• _Task to carry out_: All lines in which the word "Ιωάννης" occurs are to be extracted.

━━━━━ Input material

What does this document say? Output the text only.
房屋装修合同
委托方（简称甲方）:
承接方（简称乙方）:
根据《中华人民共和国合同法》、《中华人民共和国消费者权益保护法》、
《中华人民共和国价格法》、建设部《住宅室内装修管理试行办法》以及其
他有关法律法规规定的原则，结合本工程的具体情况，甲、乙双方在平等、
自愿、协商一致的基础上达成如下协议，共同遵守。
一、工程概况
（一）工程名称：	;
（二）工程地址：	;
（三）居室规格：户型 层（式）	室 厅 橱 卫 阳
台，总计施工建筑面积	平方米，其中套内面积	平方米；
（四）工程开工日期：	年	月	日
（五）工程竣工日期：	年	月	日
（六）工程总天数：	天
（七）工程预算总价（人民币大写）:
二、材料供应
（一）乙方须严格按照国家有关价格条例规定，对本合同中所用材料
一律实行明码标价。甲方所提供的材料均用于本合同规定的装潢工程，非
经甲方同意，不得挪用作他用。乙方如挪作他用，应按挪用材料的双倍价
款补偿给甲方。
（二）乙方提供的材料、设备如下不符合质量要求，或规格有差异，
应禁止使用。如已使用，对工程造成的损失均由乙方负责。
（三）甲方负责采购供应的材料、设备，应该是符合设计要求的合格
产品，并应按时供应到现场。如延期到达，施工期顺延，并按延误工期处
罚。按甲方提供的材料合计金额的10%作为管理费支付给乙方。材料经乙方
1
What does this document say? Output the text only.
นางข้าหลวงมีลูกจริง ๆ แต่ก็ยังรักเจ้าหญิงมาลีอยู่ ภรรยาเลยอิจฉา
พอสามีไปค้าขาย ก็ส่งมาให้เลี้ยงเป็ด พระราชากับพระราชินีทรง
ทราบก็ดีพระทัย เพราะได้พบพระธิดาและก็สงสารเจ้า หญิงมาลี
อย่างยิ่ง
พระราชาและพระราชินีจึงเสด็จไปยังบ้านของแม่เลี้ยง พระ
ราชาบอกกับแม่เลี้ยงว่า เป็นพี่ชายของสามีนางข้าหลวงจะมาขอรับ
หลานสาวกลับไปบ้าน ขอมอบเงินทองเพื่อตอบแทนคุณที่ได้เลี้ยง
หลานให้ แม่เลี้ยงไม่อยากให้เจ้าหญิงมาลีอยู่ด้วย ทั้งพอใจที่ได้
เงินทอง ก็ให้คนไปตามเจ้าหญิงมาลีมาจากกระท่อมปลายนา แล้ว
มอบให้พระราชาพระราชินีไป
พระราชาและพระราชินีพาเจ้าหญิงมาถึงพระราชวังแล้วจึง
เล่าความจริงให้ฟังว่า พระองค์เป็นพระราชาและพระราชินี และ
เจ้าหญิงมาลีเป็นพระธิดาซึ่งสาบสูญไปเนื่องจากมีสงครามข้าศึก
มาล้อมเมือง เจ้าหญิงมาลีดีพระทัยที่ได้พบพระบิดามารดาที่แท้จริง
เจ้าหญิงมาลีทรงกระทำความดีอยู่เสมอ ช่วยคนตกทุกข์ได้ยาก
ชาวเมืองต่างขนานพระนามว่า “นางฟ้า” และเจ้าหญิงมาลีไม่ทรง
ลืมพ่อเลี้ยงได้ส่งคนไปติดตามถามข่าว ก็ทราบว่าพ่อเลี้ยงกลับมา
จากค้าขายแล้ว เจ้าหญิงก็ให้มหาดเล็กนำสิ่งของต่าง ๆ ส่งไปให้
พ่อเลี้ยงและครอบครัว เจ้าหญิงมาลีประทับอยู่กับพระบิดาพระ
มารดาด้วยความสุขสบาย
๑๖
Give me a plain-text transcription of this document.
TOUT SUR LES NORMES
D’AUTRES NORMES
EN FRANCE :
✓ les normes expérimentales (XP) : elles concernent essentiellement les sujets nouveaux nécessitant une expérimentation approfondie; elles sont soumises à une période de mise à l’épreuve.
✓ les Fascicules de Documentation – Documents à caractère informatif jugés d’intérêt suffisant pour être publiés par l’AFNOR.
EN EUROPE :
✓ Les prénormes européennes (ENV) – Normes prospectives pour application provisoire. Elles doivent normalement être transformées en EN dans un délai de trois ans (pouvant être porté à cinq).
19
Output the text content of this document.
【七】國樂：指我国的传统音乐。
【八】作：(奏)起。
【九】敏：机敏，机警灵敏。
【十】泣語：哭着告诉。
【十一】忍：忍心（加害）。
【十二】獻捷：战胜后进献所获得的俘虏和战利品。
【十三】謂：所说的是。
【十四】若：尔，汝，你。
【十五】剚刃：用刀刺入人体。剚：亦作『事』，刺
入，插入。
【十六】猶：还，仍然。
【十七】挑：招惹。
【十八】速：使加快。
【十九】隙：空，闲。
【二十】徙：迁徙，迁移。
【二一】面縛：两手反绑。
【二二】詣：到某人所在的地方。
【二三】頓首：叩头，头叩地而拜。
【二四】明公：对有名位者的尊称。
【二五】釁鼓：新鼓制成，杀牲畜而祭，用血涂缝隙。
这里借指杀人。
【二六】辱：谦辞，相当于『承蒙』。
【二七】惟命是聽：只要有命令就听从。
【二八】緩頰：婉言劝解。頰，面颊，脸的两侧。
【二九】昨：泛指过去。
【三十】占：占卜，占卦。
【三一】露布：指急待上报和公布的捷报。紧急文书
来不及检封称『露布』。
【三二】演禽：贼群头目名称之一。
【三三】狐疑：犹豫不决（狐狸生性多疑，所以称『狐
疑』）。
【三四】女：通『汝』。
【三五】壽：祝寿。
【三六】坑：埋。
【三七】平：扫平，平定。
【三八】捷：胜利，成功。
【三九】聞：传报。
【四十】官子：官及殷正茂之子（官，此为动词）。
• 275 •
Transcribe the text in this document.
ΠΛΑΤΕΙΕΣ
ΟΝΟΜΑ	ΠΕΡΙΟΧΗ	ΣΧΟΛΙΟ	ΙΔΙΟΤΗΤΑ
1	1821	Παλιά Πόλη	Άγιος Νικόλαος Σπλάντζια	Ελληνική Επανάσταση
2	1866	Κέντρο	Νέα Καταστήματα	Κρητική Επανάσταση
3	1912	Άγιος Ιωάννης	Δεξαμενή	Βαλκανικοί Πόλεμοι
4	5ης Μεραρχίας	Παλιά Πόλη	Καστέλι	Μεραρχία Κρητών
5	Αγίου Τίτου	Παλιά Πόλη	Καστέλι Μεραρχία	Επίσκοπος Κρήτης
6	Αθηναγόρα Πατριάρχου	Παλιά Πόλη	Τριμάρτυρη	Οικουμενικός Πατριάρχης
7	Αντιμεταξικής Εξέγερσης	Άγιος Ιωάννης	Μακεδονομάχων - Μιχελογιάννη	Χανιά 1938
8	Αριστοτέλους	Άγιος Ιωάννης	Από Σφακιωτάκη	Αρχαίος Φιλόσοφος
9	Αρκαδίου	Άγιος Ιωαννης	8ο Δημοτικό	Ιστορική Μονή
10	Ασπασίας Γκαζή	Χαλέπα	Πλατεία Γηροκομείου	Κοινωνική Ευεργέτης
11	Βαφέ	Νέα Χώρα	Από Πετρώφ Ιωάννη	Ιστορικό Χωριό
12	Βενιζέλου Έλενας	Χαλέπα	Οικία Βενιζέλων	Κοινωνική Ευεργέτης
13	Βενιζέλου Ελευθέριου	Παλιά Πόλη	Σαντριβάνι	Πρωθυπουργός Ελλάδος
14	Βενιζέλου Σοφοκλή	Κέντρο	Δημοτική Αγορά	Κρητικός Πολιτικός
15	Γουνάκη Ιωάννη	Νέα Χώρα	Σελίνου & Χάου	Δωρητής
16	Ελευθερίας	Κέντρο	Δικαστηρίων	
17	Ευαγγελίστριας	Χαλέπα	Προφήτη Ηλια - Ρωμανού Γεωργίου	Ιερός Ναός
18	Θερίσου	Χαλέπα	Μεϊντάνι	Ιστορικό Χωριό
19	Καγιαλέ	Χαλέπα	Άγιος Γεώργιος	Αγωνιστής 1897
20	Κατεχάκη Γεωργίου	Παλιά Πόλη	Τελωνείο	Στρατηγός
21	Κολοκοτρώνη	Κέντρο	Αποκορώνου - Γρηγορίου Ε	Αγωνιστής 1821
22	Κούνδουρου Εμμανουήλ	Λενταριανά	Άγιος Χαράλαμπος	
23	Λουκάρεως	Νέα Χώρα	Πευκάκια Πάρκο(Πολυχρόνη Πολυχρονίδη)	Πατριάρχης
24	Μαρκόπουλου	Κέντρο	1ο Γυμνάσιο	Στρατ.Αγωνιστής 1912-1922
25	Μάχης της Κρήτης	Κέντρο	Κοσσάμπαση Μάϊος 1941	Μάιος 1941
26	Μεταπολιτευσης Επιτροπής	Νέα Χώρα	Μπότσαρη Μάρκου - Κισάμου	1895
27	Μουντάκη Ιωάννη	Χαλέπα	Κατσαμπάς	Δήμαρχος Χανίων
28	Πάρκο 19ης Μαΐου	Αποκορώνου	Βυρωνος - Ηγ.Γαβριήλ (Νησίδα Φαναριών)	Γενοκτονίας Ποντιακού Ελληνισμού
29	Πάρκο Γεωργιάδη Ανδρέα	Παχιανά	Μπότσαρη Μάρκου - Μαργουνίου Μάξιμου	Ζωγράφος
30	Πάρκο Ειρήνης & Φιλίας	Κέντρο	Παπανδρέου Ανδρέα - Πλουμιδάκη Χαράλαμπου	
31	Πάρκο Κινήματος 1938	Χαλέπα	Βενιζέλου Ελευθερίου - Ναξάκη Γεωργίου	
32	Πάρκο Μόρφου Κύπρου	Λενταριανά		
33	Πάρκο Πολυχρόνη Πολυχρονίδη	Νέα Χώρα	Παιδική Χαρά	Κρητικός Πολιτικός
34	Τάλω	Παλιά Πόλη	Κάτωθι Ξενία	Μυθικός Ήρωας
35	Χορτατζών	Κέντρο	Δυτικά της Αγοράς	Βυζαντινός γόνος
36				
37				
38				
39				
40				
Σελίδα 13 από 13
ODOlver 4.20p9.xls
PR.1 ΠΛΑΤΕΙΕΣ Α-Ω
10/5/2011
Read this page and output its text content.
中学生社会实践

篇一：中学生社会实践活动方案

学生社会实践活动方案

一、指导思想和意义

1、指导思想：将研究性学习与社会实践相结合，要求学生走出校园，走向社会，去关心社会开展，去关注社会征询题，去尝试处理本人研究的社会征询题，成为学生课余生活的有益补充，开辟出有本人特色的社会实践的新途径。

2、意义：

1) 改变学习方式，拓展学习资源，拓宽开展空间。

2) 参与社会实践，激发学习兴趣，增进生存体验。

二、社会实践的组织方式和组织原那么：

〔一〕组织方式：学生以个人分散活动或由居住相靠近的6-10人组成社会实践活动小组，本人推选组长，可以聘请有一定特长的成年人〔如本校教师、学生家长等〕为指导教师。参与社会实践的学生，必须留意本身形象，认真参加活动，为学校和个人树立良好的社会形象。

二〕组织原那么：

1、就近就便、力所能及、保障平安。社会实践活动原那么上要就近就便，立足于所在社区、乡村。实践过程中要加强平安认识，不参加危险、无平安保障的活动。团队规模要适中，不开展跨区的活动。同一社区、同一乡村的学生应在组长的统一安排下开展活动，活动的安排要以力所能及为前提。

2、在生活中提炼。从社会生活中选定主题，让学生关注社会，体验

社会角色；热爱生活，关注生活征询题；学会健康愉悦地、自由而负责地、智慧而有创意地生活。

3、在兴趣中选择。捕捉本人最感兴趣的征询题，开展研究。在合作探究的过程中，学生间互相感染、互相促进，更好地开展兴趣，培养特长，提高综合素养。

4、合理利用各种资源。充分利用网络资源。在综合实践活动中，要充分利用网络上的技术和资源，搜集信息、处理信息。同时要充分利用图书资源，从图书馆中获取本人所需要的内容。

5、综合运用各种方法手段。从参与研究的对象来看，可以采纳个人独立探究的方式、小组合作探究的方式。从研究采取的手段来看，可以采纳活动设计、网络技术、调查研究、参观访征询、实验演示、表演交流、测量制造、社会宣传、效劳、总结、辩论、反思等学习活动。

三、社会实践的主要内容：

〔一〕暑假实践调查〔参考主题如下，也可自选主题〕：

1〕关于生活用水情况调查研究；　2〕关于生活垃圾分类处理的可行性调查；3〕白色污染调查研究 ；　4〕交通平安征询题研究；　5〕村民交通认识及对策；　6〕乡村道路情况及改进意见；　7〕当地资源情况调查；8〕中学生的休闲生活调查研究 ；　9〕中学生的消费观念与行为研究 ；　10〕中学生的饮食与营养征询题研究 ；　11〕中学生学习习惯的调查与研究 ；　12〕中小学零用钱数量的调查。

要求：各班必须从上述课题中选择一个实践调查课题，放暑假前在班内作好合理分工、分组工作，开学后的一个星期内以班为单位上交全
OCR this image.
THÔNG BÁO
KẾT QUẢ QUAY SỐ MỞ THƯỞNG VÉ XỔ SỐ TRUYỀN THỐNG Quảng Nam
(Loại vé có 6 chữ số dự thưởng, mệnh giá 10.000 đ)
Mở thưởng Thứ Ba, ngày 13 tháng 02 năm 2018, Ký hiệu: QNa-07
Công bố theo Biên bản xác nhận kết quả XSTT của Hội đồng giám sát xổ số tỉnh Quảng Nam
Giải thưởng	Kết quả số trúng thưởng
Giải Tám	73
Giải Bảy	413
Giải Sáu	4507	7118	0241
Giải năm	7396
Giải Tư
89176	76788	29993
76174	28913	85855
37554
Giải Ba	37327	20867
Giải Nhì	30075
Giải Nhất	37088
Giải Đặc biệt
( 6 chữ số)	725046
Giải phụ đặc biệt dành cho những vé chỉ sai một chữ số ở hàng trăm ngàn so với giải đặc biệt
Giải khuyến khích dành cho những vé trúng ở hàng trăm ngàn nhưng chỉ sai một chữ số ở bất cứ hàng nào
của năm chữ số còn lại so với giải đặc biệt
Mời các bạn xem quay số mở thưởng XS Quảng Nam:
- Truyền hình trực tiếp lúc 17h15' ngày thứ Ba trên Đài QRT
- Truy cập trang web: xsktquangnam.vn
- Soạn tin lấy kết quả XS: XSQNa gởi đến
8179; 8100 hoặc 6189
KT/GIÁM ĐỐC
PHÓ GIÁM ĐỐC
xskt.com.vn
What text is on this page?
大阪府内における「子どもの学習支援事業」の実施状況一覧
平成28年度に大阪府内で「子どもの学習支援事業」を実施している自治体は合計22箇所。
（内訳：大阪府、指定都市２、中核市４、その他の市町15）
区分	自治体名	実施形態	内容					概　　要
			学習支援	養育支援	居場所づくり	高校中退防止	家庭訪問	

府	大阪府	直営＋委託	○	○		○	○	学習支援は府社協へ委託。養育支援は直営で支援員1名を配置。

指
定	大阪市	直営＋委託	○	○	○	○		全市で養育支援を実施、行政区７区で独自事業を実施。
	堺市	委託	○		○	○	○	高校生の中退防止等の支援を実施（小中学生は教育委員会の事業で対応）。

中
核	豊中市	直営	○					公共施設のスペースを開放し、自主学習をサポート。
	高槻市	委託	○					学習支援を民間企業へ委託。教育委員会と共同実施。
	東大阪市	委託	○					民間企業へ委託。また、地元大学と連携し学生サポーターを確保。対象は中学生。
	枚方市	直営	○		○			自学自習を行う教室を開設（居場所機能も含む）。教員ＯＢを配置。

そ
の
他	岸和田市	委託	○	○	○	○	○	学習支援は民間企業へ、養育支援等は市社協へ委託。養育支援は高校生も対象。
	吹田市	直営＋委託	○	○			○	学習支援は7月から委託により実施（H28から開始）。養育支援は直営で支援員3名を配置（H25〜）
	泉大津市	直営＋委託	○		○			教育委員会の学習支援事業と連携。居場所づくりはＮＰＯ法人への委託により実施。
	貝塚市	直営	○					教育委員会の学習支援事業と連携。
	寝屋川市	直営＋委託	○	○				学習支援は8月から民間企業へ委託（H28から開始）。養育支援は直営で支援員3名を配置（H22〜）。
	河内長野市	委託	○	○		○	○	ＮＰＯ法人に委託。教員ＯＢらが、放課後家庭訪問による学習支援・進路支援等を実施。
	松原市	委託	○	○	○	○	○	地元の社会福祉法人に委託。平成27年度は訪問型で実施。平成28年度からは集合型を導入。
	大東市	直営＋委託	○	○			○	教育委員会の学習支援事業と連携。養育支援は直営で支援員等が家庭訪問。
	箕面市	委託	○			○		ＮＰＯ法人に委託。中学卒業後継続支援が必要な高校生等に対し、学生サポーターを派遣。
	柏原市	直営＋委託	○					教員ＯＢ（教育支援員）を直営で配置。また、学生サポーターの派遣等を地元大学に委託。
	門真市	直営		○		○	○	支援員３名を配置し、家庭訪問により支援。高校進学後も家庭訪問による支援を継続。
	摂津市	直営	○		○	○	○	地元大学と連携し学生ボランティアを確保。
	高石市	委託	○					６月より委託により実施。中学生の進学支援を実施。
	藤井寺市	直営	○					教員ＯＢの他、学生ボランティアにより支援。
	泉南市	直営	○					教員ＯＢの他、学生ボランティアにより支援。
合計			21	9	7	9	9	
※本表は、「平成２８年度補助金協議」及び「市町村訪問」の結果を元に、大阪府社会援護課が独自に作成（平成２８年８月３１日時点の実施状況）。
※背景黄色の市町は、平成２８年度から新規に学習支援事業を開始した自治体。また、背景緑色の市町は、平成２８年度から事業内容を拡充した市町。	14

━━━━━━━━━━

• _Answer_:
3	1912	Άγιος Ιωάννης	Δεξαμενή	Βαλκανικοί Πόλεμοι
7	Αντιμεταξικής Εξέγερσης	Άγιος Ιωάννης	Μακεδονομάχων - Μιχελογιάννη	Χανιά 1938
8	Αριστοτέλους	Άγιος Ιωάννης	Από Σφακιωτάκη	Αρχαίος Φιλόσοφος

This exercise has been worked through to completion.